Stored records:
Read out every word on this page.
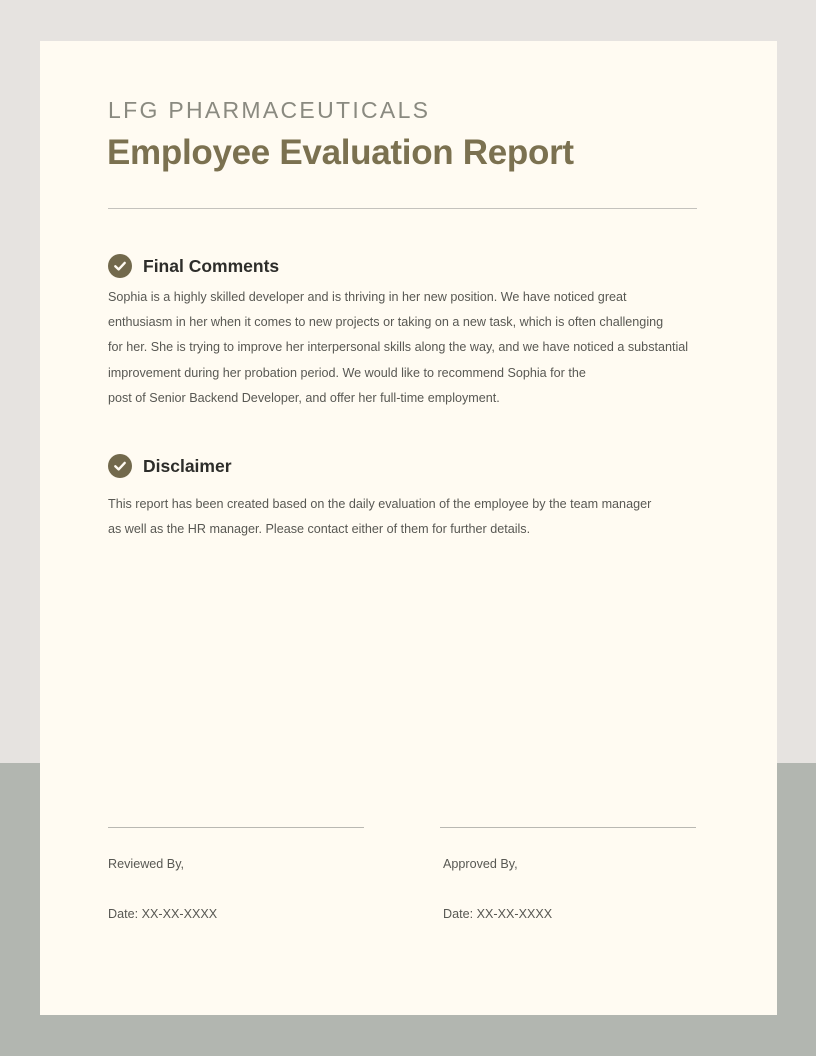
LFG PHARMACEUTICALS
Employee Evaluation Report
Final Comments
Sophia is a highly skilled developer and is thriving in her new position. We have noticed great
enthusiasm in her when it comes to new projects or taking on a new task, which is often challenging
for her. She is trying to improve her interpersonal skills along the way, and we have noticed a substantial
improvement during her probation period. We would like to recommend Sophia for the
post of Senior Backend Developer, and offer her full-time employment.
Disclaimer
This report has been created based on the daily evaluation of the employee by the team manager
as well as the HR manager. Please contact either of them for further details.
Reviewed By,	Approved By,
Date: XX-XX-XXXX	Date: XX-XX-XXXX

- Instruction
Report how many lines of the listing hold the word "noticed", with nothing but the number.

- Worked answer
2